— START Dataset content —

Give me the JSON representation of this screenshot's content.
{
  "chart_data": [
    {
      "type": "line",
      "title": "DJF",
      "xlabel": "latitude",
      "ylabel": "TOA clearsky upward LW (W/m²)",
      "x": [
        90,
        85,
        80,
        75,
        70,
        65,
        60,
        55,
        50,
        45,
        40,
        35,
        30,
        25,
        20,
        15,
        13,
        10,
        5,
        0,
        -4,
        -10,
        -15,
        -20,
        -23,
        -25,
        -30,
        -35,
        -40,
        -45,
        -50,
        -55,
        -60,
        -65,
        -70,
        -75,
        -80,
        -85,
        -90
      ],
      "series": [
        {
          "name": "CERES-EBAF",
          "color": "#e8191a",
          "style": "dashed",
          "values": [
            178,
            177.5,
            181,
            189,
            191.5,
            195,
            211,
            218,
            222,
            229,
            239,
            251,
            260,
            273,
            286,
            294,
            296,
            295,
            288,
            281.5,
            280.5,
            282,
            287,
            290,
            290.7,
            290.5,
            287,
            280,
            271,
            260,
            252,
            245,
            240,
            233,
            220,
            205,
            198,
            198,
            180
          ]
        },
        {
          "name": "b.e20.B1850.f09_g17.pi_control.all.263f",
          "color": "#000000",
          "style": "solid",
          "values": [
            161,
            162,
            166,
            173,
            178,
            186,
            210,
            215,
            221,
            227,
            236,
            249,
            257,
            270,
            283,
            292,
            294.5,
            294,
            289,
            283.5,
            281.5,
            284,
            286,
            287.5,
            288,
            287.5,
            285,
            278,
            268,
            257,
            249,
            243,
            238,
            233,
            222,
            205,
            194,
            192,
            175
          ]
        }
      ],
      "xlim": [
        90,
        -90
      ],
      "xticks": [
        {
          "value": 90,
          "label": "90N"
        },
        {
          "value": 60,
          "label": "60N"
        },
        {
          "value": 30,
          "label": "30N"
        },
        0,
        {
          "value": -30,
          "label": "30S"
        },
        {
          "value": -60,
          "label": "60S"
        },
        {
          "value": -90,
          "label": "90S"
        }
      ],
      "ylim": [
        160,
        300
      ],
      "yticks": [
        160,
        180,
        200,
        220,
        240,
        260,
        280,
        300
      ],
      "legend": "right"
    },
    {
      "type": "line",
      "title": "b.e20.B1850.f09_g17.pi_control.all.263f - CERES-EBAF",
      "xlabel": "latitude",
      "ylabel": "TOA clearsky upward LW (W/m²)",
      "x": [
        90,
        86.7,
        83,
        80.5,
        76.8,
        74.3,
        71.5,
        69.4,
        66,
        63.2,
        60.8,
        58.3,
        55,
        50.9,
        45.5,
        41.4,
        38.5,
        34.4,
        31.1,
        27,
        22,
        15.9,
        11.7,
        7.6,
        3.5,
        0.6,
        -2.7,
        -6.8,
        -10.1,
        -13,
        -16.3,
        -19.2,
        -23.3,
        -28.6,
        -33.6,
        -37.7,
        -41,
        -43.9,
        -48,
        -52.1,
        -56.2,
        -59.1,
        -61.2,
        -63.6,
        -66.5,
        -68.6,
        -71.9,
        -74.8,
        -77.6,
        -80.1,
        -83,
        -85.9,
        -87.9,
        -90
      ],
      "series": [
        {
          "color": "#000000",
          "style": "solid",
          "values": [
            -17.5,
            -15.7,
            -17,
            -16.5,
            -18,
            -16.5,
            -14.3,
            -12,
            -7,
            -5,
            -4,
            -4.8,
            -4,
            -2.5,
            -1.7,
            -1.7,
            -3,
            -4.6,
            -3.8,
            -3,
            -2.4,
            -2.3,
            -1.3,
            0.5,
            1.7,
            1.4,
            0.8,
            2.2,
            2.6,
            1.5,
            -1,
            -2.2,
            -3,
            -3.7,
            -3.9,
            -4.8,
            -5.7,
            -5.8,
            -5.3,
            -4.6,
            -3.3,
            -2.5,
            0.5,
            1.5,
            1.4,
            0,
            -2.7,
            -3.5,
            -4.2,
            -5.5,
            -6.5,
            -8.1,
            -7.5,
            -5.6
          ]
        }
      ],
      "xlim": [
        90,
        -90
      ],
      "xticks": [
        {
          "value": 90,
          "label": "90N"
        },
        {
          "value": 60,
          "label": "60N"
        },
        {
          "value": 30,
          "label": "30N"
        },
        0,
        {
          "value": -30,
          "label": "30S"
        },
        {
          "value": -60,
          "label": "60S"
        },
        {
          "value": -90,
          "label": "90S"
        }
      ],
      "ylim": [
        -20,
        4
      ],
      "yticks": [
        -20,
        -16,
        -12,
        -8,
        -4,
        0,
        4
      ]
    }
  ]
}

— END Dataset content —

Challenge >> Return each line of the data that contains the string "name".

Reply to the task >>
          "name": "CERES-EBAF",
          "name": "b.e20.B1850.f09_g17.pi_control.all.263f",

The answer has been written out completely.